_STATED EXERCISE_:
Gather each line of the entries below that includes "size".

* START PROVIDED MATERIAL *

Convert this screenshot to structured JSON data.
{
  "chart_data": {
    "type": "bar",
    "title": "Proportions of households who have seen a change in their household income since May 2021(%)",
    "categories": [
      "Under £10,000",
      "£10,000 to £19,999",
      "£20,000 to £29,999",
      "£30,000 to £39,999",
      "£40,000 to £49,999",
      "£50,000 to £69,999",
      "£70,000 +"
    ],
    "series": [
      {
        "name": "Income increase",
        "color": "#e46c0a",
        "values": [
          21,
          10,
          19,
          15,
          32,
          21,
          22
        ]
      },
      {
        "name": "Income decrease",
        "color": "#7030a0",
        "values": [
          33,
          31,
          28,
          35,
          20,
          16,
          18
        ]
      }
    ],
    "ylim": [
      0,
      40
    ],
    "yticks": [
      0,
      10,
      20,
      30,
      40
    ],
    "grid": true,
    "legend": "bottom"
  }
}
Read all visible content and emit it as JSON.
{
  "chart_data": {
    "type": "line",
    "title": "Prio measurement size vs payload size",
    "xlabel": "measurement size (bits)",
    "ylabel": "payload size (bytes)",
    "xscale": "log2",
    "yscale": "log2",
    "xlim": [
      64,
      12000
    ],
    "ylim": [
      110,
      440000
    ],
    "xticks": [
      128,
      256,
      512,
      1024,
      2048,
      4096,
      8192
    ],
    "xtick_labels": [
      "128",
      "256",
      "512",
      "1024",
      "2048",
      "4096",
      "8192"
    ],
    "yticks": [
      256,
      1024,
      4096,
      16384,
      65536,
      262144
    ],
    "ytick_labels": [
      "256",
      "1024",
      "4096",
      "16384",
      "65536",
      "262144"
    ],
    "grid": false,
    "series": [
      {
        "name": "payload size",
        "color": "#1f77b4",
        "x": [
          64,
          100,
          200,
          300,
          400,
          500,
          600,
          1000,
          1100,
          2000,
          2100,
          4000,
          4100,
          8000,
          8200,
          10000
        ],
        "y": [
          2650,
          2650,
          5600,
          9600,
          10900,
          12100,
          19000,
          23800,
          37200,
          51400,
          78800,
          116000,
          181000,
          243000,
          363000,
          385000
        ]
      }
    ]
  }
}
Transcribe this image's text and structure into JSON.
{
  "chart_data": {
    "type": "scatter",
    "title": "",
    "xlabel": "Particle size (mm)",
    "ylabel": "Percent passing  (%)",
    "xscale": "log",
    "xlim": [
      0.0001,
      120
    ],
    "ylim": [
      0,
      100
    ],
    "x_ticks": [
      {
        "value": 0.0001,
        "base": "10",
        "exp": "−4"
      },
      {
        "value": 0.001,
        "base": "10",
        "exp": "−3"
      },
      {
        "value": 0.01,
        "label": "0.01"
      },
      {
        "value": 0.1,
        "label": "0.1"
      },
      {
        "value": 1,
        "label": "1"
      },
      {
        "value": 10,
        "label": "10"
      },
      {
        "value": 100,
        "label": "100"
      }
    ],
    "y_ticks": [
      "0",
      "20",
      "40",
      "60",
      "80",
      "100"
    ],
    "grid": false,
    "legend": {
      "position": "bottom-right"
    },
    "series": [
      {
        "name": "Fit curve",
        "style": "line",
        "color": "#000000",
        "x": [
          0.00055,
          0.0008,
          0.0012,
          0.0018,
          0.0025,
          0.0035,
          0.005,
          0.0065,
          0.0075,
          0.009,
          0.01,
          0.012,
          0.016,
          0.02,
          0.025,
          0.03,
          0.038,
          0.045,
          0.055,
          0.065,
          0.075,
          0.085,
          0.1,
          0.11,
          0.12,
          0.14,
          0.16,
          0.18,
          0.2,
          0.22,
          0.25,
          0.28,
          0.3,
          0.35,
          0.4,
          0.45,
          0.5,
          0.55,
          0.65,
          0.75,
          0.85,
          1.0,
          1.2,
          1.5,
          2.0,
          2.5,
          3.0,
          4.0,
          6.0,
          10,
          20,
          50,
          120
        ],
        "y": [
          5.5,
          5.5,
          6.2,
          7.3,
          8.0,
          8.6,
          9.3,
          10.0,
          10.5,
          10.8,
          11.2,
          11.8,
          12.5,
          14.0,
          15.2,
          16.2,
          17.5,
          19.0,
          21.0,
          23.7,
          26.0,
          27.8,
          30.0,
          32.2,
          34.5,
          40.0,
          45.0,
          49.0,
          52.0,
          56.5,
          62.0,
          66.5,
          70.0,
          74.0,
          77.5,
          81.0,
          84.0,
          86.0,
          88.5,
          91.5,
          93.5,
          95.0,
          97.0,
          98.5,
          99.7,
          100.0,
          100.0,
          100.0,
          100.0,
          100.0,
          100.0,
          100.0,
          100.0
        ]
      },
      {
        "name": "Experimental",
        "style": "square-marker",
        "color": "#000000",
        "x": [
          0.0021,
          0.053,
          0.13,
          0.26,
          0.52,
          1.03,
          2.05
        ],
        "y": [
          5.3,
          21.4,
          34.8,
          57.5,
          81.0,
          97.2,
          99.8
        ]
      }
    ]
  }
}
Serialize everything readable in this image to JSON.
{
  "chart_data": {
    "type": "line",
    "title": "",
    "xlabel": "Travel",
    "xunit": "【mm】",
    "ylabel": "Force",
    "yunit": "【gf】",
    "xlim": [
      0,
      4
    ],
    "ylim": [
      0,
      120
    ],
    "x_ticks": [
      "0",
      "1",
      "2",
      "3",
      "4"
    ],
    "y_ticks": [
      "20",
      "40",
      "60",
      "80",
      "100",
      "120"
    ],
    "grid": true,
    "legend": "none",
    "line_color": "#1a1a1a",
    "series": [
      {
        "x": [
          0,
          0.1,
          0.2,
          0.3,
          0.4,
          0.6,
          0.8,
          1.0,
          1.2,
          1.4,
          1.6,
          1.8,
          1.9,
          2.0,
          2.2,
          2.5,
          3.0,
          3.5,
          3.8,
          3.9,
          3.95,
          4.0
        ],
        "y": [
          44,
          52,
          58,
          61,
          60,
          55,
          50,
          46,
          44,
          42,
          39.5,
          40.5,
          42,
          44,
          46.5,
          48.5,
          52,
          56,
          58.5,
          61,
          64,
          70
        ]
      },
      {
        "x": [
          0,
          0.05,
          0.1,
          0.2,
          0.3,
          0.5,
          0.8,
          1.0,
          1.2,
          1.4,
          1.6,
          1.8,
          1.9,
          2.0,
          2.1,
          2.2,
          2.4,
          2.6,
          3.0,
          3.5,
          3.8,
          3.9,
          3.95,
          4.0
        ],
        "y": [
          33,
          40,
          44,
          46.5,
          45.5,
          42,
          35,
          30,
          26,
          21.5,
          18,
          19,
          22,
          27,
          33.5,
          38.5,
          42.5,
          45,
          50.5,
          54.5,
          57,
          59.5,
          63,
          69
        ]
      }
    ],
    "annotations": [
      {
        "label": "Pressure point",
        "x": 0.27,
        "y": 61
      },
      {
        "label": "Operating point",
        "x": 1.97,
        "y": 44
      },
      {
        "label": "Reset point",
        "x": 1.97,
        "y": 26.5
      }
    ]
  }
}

* END PROVIDED MATERIAL *

_EXERCISE SOLUTION_:
    "title": "Prio measurement size vs payload size",
    "xlabel": "measurement size (bits)",
    "ylabel": "payload size (bytes)",
        "name": "payload size",
    "xlabel": "Particle size (mm)",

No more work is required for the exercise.